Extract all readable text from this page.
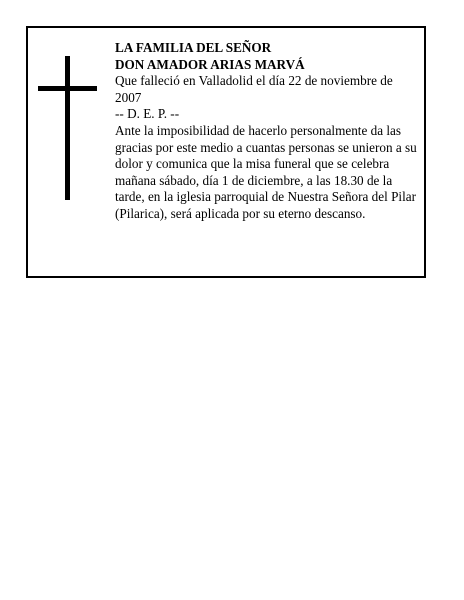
LA FAMILIA DEL SEÑOR

DON AMADOR ARIAS MARVÁ

Que falleció en Valladolid el día 22 de noviembre de 2007

-- D. E. P. --

Ante la imposibilidad de hacerlo personalmente da las gracias por este medio a cuantas personas se unieron a su dolor y comunica que la misa funeral que se celebra mañana sábado, día 1 de diciembre, a las 18.30 de la tarde, en la iglesia parroquial de Nuestra Señora del Pilar (Pilarica), será aplicada por su eterno descanso.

* _Aim of the exercise_: Omit the pictures. Output every record above word for word.

* _Result of the task_:
Extract all readable text from this page.
LA FAMILIA DEL SEÑOR

DON AMADOR ARIAS MARVÁ

Que falleció en Valladolid el día 22 de noviembre de 2007

-- D. E. P. --

Ante la imposibilidad de hacerlo personalmente da las gracias por este medio a cuantas personas se unieron a su dolor y comunica que la misa funeral que se celebra mañana sábado, día 1 de diciembre, a las 18.30 de la tarde, en la iglesia parroquial de Nuestra Señora del Pilar (Pilarica), será aplicada por su eterno descanso.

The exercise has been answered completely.